## To do:
Output the material beneath exactly, leaving nothing out.

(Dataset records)
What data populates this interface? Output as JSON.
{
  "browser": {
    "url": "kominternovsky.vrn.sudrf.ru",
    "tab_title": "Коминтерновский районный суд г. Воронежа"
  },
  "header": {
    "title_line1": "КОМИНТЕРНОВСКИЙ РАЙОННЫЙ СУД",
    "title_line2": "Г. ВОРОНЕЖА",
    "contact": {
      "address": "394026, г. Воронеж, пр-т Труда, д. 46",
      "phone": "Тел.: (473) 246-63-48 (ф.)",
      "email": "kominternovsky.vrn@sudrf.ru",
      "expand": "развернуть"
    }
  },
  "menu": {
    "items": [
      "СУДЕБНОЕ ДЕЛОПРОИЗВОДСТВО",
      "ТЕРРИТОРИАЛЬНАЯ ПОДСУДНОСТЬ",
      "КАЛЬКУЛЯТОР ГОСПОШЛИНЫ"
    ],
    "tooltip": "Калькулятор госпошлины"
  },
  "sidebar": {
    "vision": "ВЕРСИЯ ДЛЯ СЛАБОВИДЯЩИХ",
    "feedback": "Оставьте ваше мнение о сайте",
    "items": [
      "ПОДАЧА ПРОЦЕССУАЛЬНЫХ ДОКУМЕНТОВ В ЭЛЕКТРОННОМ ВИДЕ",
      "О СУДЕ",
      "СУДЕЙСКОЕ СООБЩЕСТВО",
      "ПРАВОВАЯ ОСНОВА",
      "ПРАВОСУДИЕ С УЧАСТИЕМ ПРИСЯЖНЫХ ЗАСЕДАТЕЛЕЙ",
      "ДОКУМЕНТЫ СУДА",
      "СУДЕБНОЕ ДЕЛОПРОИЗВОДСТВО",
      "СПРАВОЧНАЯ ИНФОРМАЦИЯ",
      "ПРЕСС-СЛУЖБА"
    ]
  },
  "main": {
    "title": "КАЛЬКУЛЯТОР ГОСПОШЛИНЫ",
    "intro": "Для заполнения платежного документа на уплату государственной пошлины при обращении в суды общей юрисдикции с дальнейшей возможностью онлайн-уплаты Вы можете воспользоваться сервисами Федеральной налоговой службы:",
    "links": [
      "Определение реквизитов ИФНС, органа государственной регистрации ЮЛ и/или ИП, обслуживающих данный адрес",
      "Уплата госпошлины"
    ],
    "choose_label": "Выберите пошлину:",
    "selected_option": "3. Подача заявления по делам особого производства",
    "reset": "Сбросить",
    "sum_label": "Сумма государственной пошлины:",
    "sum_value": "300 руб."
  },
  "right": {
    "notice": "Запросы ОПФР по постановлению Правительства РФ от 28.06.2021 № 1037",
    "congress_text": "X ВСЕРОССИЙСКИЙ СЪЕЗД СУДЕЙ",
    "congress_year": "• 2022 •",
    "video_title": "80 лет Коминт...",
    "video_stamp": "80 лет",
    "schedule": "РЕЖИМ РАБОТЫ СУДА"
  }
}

## Answer to this problem:
What data populates this interface? Output as JSON.
{
  "browser": {
    "url": "kominternovsky.vrn.sudrf.ru",
    "tab_title": "Коминтерновский районный суд г. Воронежа"
  },
  "header": {
    "title_line1": "КОМИНТЕРНОВСКИЙ РАЙОННЫЙ СУД",
    "title_line2": "Г. ВОРОНЕЖА",
    "contact": {
      "address": "394026, г. Воронеж, пр-т Труда, д. 46",
      "phone": "Тел.: (473) 246-63-48 (ф.)",
      "email": "kominternovsky.vrn@sudrf.ru",
      "expand": "развернуть"
    }
  },
  "menu": {
    "items": [
      "СУДЕБНОЕ ДЕЛОПРОИЗВОДСТВО",
      "ТЕРРИТОРИАЛЬНАЯ ПОДСУДНОСТЬ",
      "КАЛЬКУЛЯТОР ГОСПОШЛИНЫ"
    ],
    "tooltip": "Калькулятор госпошлины"
  },
  "sidebar": {
    "vision": "ВЕРСИЯ ДЛЯ СЛАБОВИДЯЩИХ",
    "feedback": "Оставьте ваше мнение о сайте",
    "items": [
      "ПОДАЧА ПРОЦЕССУАЛЬНЫХ ДОКУМЕНТОВ В ЭЛЕКТРОННОМ ВИДЕ",
      "О СУДЕ",
      "СУДЕЙСКОЕ СООБЩЕСТВО",
      "ПРАВОВАЯ ОСНОВА",
      "ПРАВОСУДИЕ С УЧАСТИЕМ ПРИСЯЖНЫХ ЗАСЕДАТЕЛЕЙ",
      "ДОКУМЕНТЫ СУДА",
      "СУДЕБНОЕ ДЕЛОПРОИЗВОДСТВО",
      "СПРАВОЧНАЯ ИНФОРМАЦИЯ",
      "ПРЕСС-СЛУЖБА"
    ]
  },
  "main": {
    "title": "КАЛЬКУЛЯТОР ГОСПОШЛИНЫ",
    "intro": "Для заполнения платежного документа на уплату государственной пошлины при обращении в суды общей юрисдикции с дальнейшей возможностью онлайн-уплаты Вы можете воспользоваться сервисами Федеральной налоговой службы:",
    "links": [
      "Определение реквизитов ИФНС, органа государственной регистрации ЮЛ и/или ИП, обслуживающих данный адрес",
      "Уплата госпошлины"
    ],
    "choose_label": "Выберите пошлину:",
    "selected_option": "3. Подача заявления по делам особого производства",
    "reset": "Сбросить",
    "sum_label": "Сумма государственной пошлины:",
    "sum_value": "300 руб."
  },
  "right": {
    "notice": "Запросы ОПФР по постановлению Правительства РФ от 28.06.2021 № 1037",
    "congress_text": "X ВСЕРОССИЙСКИЙ СЪЕЗД СУДЕЙ",
    "congress_year": "• 2022 •",
    "video_title": "80 лет Коминт...",
    "video_stamp": "80 лет",
    "schedule": "РЕЖИМ РАБОТЫ СУДА"
  }
}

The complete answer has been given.